- [WRITTEN TASK 1]: List every person named in the article about The Herbfarm fire.
- [WRITTEN TASK 2]: Retype the stretch of the article about The Herbfarm fire from "The restaurant is" through "attend weekend festivals.", with no changes.
--- START OF SOURCE EXTRACT ---
Fire Destroys The Herbfarm, Noted Area Gourmet Restaurant -- Owners Fear Zoning Laws Won't Permit Fall City Eatery To Reopen
FALL CITY - As she stared sadly this morning at the burned-out husk of her world-famous restaurant, owner Carrie Van Dyck thought about the disappointed guests.
"There are people who have been waiting so long to get in," said Van Dyck, who now worries that The Herbfarm may not reopen.
The fire at the little cottage with the big reputation, 35 minutes east of Seattle in Fall City, was reported at 8:36 last night and fire crews arrived three minutes later, said King County Fire District 27 Chief Chris Connor.
Efforts to save the restaurant - which was closed at the time - were unsuccessful. Every window was blown out, and the roof collapsed into the main office.
A second building housing a gift shop was undamaged, but virtually all the restaurant's furnishings and equipment were destroyed, and 35 employees are out of work. The cause of the blaze was an electrical short circuit, firefighters said today. Damage was estimated at $250,000.
The Herbfarm began 24 years ago when Lola Zimmerman "had some extra chives," according to her husband, Bill, a Boeing retiree. She put her home-grown-herbs bench by the Issaquah-Fall City road with a jar so people could pay when they wanted.
The business "just kept growing."
The Zimmermans' son, Ron, and his wife, Carrie Van Dyck, opened the restaurant nearly 11 years ago and the family saw their enterprise evolve into an institution known nationally and internationally for its food, shops, catalog and cooking school.
The restaurant is one of the six highest-rated in the country in the Zagat's Top American Restaurants Guide, based on restaurant-goers' collective opinions. It also is one of three Mobil Guide four-star restaurants in Washington state.
Twice a year, The Herbfarm opens phone lines for reservations, and lines are always jammed to get one of the seats for the nine-course, five-wine dinners and six-course lunches, served Fridays and Saturdays, and sometimes Thursdays at this time of year.
A few places are held open each week, and gourmands often fly in from around the world if they snag one of those rare places at the table. There hasn't been an unbooked table in a decade.
More than 100,000 guests a year visit the 12-acre garden, which is packed every weekend with customers who come simply to browse through the offerings of foods, plants and gifts or attend weekend festivals.
--- END OF SOURCE EXTRACT ---
--- START OF GIVEN RECORDS ---
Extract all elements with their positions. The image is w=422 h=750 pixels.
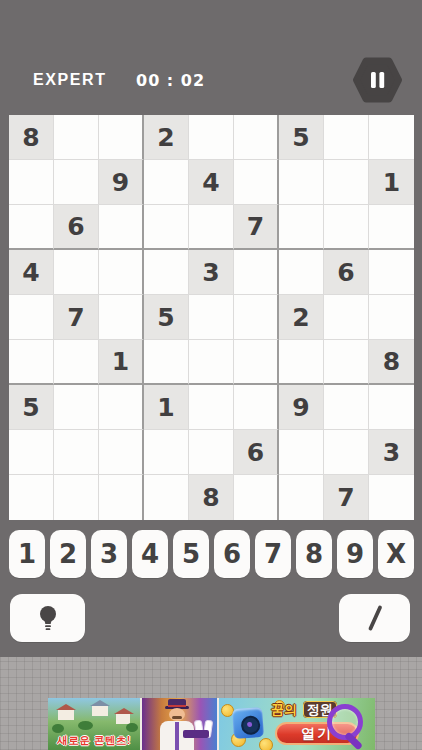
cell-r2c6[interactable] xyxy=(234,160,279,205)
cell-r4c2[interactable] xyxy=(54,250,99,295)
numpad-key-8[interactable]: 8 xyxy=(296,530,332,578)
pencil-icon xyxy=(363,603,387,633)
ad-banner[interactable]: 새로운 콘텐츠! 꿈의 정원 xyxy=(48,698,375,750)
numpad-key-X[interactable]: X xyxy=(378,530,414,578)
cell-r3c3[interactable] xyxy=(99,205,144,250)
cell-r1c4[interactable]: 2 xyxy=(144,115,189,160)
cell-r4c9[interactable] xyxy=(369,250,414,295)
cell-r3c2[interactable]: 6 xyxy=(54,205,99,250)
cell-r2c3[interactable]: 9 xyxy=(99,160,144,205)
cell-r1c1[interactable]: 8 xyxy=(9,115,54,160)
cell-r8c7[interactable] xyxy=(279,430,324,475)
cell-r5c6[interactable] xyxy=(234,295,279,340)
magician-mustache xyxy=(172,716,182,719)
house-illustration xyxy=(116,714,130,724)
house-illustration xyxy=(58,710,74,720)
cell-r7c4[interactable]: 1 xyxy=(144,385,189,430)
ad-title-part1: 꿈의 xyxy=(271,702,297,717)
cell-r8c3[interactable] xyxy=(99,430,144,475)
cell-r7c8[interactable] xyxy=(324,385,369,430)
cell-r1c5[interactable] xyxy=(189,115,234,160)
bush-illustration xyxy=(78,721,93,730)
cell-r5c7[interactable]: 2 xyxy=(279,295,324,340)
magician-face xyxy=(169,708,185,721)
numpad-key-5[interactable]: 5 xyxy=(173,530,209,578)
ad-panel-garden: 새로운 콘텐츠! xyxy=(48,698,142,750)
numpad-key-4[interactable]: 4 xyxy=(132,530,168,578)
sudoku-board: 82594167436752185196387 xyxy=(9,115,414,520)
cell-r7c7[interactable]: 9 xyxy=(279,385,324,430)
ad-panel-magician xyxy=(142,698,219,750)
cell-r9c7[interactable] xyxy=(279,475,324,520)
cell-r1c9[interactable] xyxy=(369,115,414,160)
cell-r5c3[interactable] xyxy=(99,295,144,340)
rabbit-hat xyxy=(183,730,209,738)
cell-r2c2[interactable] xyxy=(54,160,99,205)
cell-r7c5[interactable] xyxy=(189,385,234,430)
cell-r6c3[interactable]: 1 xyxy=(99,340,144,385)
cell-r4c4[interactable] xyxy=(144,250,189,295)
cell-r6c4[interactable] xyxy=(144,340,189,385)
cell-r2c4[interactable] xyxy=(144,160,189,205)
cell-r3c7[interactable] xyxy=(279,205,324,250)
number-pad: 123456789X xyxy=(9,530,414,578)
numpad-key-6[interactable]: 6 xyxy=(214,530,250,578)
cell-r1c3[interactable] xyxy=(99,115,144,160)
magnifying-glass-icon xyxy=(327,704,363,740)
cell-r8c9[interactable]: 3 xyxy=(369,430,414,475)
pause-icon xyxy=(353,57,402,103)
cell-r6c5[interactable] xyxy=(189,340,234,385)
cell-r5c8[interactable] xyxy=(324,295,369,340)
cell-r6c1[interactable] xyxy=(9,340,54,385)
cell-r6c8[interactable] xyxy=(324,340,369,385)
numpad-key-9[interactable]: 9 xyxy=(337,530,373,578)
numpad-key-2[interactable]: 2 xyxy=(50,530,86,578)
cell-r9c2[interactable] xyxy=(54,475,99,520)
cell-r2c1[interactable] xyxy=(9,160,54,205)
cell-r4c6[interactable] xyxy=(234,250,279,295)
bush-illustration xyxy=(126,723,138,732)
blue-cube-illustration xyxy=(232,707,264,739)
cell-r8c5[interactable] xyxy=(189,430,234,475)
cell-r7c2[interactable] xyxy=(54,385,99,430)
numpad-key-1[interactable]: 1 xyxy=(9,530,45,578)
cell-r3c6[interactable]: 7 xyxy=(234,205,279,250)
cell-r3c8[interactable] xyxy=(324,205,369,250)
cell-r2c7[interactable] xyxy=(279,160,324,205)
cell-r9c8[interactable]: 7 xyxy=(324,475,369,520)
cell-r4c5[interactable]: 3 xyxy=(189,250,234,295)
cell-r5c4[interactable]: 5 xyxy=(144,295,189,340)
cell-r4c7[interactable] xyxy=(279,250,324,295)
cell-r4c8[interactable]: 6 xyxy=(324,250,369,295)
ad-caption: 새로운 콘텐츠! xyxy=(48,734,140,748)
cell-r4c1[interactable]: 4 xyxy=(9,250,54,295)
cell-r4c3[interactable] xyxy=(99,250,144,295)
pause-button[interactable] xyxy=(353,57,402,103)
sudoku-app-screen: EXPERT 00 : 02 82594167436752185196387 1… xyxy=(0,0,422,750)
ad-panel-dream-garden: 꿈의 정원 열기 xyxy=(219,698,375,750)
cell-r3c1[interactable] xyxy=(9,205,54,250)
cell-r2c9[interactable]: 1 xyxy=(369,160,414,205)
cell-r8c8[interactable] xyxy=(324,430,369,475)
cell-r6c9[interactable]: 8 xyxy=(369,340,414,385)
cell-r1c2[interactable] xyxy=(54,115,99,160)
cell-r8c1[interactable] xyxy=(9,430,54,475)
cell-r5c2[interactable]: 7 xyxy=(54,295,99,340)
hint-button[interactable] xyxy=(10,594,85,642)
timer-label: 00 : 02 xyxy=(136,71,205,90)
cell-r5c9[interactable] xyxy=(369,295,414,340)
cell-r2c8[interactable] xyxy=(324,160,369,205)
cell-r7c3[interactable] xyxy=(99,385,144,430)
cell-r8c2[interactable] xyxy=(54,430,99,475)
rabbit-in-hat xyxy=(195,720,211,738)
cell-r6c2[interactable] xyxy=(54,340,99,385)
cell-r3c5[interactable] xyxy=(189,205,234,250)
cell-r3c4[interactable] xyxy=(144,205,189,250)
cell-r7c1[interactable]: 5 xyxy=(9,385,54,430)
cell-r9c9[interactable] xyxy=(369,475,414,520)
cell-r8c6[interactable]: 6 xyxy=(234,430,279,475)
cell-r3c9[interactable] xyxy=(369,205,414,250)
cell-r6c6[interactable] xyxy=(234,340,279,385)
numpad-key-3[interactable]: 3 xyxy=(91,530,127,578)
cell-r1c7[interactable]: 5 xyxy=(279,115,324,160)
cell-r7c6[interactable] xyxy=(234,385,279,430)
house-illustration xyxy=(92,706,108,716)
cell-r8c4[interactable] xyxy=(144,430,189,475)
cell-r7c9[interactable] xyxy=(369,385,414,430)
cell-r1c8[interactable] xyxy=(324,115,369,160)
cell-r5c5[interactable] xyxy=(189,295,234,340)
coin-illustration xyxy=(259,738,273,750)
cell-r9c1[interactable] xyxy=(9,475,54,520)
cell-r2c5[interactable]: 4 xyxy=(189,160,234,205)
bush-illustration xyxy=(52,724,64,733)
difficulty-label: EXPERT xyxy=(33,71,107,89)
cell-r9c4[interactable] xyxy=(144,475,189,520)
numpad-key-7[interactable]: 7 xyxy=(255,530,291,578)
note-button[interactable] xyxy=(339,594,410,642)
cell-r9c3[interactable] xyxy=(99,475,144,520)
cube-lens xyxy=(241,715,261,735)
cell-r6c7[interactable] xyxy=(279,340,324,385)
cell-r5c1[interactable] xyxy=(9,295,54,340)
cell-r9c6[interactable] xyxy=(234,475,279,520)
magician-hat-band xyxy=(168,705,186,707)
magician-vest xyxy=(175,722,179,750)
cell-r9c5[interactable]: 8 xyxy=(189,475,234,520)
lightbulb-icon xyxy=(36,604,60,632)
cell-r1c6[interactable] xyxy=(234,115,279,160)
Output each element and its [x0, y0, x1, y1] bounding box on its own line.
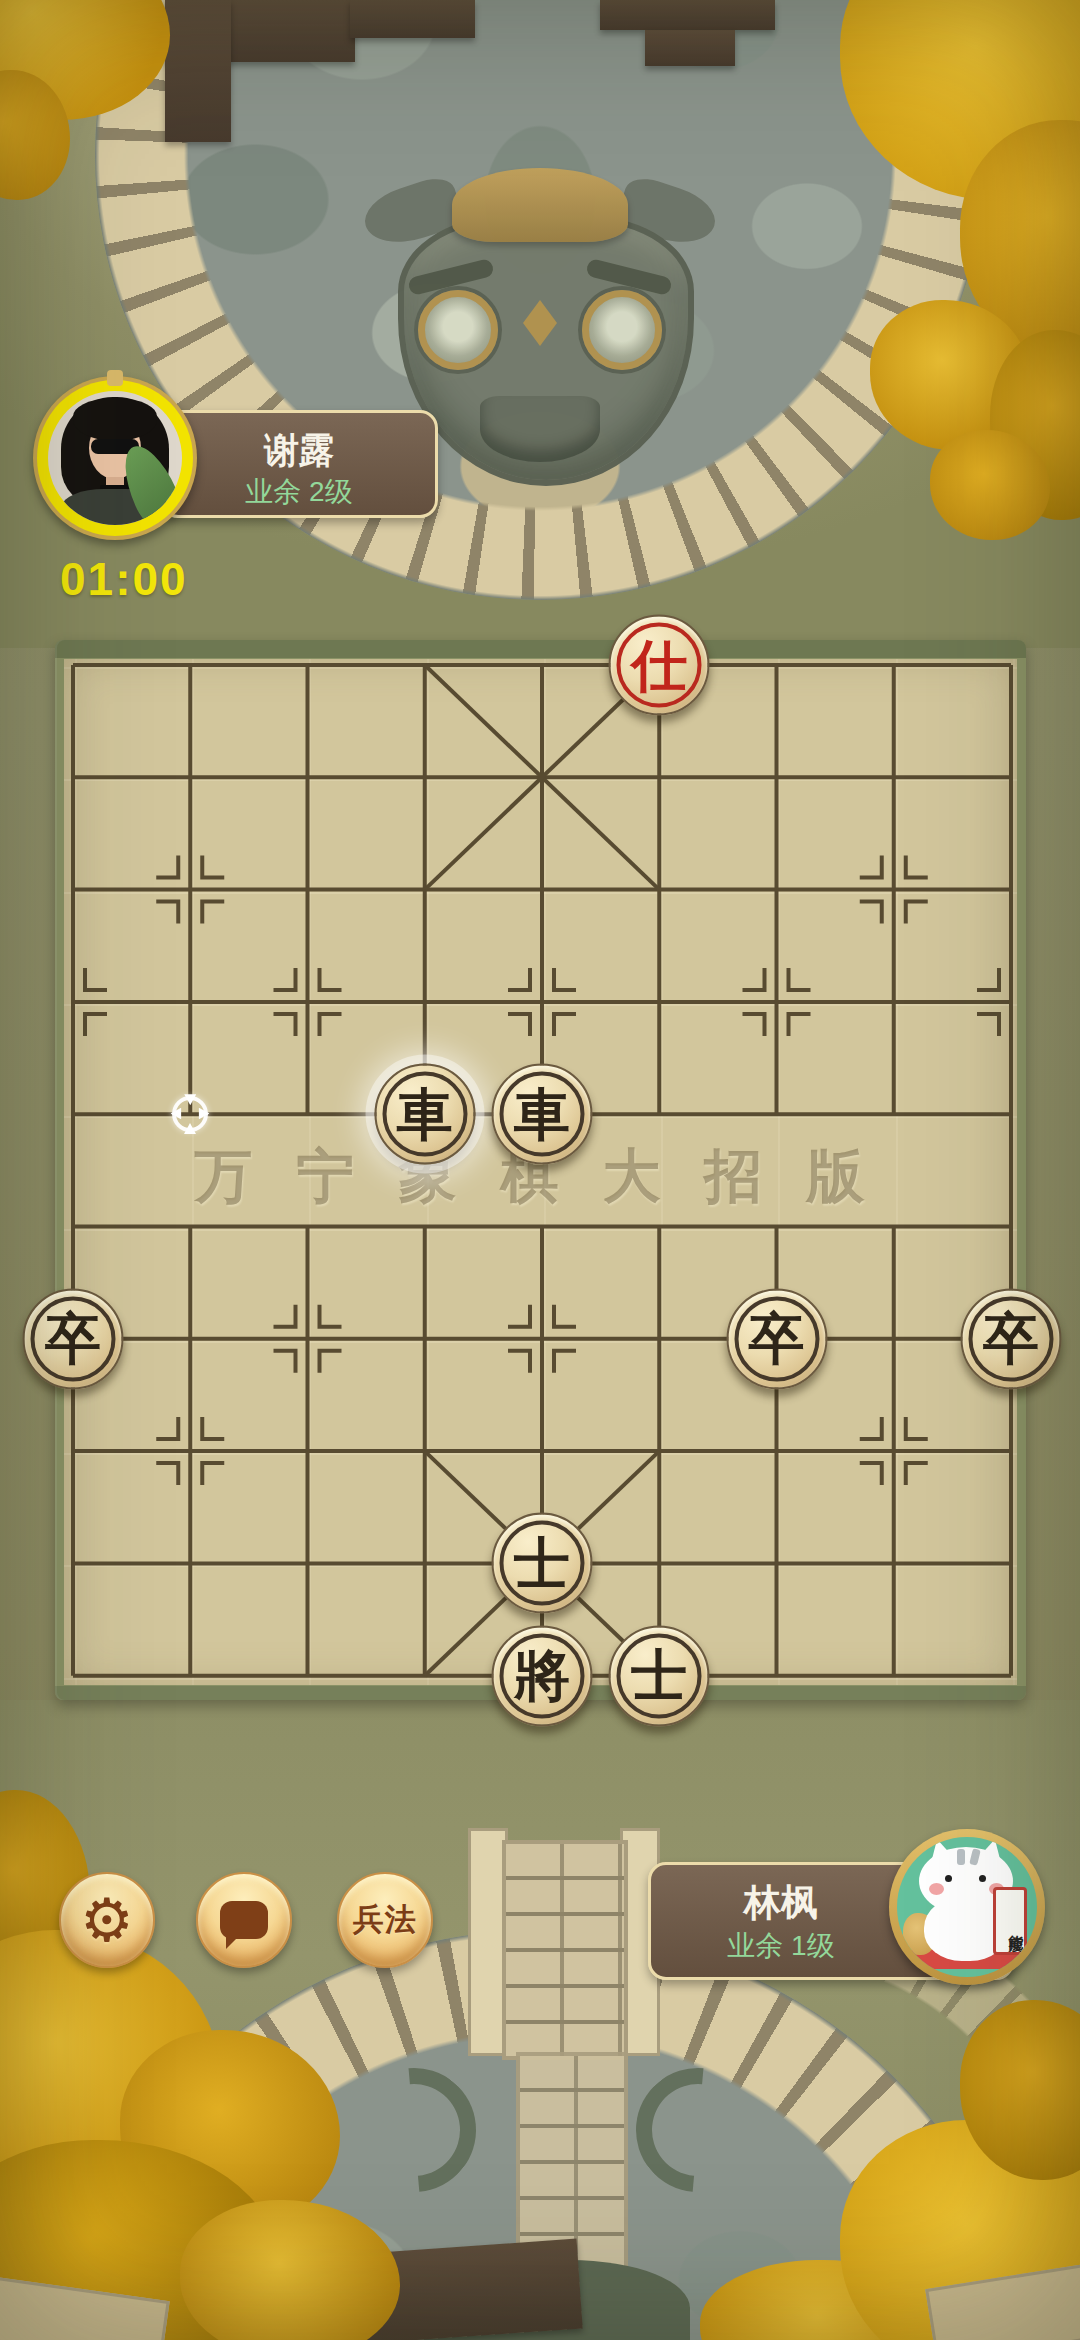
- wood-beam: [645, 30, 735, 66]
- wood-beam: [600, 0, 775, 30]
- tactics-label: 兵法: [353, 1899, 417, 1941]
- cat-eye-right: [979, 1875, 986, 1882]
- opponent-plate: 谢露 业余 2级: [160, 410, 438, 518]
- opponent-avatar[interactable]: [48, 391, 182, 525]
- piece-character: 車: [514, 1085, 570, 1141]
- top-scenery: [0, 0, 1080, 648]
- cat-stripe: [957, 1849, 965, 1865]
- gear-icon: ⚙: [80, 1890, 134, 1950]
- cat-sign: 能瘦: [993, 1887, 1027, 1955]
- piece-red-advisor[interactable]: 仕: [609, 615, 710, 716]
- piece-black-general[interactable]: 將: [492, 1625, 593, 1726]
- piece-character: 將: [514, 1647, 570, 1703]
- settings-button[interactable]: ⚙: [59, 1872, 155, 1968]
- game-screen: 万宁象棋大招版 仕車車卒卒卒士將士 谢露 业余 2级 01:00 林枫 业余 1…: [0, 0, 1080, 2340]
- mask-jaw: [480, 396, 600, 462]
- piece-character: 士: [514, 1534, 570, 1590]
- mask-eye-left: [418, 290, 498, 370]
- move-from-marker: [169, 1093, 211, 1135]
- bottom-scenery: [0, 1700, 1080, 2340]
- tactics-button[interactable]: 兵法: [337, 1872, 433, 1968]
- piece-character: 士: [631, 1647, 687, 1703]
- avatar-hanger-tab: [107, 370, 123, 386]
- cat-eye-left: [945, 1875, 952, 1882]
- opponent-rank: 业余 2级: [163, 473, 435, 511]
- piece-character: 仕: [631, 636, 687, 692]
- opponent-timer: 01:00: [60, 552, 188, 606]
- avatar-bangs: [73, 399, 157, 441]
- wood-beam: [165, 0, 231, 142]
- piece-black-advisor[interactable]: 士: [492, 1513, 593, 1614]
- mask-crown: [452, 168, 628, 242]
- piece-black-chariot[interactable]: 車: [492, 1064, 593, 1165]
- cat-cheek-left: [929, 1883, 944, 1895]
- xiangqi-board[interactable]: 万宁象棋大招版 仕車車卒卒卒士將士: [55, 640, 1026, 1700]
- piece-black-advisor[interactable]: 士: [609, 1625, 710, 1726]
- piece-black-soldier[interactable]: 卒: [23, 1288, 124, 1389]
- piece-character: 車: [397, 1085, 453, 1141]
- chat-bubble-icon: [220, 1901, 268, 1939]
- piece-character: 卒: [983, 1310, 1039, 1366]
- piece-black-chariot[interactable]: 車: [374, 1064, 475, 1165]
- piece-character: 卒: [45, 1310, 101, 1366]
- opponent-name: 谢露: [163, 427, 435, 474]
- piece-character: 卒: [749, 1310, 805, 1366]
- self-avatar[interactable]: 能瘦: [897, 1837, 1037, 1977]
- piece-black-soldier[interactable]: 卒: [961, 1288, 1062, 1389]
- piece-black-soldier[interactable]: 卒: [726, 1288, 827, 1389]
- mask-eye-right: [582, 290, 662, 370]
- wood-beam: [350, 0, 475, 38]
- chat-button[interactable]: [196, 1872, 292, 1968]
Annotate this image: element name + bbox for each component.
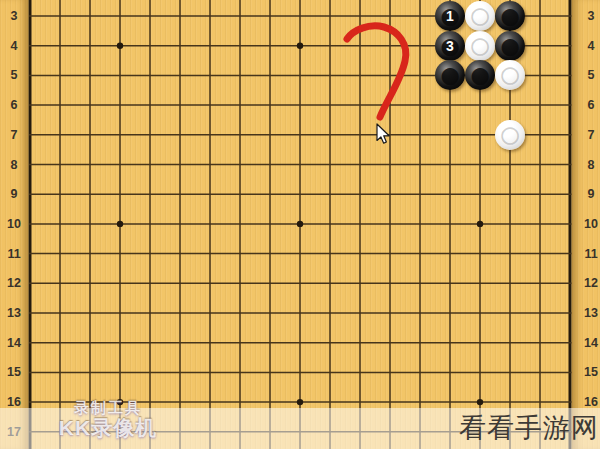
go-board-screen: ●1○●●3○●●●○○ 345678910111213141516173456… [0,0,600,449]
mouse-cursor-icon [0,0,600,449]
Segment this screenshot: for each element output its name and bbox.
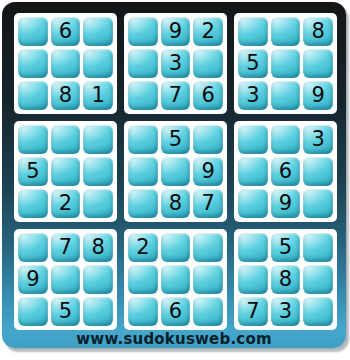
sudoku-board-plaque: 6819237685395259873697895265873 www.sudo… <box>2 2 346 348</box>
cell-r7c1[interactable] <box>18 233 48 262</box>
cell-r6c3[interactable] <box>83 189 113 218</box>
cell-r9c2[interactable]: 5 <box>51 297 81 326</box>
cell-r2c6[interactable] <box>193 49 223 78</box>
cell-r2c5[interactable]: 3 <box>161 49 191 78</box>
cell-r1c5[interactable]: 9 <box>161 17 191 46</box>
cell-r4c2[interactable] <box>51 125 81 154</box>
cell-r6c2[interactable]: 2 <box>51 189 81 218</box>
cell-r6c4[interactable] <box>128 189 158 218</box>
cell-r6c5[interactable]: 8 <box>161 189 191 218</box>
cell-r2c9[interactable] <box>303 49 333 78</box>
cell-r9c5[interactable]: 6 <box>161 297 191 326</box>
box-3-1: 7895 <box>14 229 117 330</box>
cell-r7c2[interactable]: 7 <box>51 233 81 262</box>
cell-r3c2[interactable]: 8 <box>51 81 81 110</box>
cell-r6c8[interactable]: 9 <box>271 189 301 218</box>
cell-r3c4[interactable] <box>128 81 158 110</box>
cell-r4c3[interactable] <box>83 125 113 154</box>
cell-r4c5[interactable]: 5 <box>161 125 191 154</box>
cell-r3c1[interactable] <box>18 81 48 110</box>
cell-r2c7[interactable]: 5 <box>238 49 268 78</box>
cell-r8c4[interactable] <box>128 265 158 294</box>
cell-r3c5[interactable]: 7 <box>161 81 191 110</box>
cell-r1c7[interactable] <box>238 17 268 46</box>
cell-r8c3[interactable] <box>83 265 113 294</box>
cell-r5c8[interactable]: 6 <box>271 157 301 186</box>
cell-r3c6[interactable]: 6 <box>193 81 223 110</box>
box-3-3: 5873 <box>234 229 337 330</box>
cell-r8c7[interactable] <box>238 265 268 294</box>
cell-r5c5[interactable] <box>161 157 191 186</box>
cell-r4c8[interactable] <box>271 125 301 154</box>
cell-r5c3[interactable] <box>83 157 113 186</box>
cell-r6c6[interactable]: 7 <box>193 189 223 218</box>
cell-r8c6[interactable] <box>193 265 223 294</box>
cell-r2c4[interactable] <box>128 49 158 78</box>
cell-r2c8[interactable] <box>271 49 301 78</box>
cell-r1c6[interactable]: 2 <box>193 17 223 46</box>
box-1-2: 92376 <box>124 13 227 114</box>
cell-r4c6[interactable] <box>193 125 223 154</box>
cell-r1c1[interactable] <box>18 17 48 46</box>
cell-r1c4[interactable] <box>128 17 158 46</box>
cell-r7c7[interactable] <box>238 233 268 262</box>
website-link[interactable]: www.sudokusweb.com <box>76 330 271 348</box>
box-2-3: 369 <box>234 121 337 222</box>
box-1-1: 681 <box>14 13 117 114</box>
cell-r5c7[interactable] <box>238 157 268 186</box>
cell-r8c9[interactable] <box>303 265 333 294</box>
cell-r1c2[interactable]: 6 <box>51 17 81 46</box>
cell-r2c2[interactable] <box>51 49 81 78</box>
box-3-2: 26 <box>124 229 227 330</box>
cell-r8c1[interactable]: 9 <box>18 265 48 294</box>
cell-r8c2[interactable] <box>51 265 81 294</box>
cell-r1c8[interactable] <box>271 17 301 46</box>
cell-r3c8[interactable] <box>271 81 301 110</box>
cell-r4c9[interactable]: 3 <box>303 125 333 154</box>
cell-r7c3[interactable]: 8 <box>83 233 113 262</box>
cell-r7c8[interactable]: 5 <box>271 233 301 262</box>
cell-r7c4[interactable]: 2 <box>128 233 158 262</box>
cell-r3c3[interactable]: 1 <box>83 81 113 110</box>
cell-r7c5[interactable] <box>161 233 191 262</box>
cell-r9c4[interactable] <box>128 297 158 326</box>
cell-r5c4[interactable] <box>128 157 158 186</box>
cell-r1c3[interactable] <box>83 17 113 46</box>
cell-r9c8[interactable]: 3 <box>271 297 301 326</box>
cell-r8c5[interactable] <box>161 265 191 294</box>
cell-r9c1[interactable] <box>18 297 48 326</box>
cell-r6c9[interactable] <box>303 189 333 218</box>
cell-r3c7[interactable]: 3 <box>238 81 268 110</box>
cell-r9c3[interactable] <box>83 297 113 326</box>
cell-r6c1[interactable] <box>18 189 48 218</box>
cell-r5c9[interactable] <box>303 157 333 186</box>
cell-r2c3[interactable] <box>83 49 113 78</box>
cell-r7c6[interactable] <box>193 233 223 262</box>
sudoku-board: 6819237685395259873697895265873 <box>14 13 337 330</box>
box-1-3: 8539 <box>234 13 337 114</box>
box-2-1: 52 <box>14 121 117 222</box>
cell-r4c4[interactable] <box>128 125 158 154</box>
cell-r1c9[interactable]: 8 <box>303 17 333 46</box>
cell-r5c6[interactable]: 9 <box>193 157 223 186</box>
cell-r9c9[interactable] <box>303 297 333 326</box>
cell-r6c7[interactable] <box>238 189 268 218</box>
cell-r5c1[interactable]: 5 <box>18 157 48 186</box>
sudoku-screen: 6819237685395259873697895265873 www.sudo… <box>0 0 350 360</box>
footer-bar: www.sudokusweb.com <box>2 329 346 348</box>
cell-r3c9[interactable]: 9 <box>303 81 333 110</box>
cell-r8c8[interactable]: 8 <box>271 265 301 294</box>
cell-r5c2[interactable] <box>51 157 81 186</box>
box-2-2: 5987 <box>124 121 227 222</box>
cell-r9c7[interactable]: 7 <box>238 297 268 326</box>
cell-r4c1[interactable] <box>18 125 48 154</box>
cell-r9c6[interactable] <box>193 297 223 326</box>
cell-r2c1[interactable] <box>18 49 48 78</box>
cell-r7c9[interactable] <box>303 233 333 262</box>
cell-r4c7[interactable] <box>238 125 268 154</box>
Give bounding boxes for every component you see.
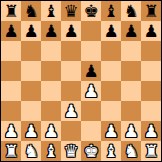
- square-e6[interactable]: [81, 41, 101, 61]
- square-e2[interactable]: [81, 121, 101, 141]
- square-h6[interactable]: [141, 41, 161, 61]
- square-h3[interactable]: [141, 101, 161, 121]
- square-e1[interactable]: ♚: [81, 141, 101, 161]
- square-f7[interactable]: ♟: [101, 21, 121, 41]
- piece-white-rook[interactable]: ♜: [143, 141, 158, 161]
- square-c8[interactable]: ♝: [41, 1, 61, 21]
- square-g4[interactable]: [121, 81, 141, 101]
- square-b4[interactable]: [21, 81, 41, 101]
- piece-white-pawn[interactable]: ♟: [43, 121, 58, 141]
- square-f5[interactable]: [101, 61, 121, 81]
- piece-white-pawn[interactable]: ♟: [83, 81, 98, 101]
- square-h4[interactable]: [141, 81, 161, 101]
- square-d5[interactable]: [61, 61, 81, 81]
--- END OF GIVEN RECORDS ---
- [PROBLEM SOLUTION 1]:
- Carrie Van Dyck
- Chris Connor
- Lola Zimmerman
- Bill Zimmerman
- Ron Zimmerman

- [PROBLEM SOLUTION 2]:
The restaurant is one of the six highest-rated in the country in the Zagat's Top American Restaurants Guide, based on restaurant-goers' collective opinions. It also is one of three Mobil Guide four-star restaurants in Washington state.
Twice a year, The Herbfarm opens phone lines for reservations, and lines are always jammed to get one of the seats for the nine-course, five-wine dinners and six-course lunches, served Fridays and Saturdays, and sometimes Thursdays at this time of year.
A few places are held open each week, and gourmands often fly in from around the world if they snag one of those rare places at the table. There hasn't been an unbooked table in a decade.
More than 100,000 guests a year visit the 12-acre garden, which is packed every weekend with customers who come simply to browse through the offerings of foods, plants and gifts or attend weekend festivals.